*TASK OBJECTIVE*. Gather from the material every line that contains the string "натяжной".

*INPUT RECORDS*.
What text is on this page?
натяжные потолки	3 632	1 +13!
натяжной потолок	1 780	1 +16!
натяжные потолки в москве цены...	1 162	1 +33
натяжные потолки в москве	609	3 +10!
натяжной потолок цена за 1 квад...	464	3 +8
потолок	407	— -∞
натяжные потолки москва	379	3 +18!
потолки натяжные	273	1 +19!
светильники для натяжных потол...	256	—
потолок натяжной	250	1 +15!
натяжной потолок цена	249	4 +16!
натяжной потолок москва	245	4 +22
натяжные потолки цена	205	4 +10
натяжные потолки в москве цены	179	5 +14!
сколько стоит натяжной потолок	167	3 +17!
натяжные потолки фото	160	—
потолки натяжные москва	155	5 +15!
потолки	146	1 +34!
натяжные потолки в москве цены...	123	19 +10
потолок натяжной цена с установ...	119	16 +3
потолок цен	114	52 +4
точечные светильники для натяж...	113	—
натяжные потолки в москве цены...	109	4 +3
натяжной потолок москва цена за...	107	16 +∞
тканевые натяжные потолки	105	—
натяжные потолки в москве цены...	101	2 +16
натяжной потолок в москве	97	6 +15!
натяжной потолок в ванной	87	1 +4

*CORRECT OUTPUT*.
натяжной потолок	1 780	1 +16!
натяжной потолок цена за 1 квад...	464	3 +8
потолок натяжной	250	1 +15!
натяжной потолок цена	249	4 +16!
натяжной потолок москва	245	4 +22
сколько стоит натяжной потолок	167	3 +17!
потолок натяжной цена с установ...	119	16 +3
натяжной потолок москва цена за...	107	16 +∞
натяжной потолок в москве	97	6 +15!
натяжной потолок в ванной	87	1 +4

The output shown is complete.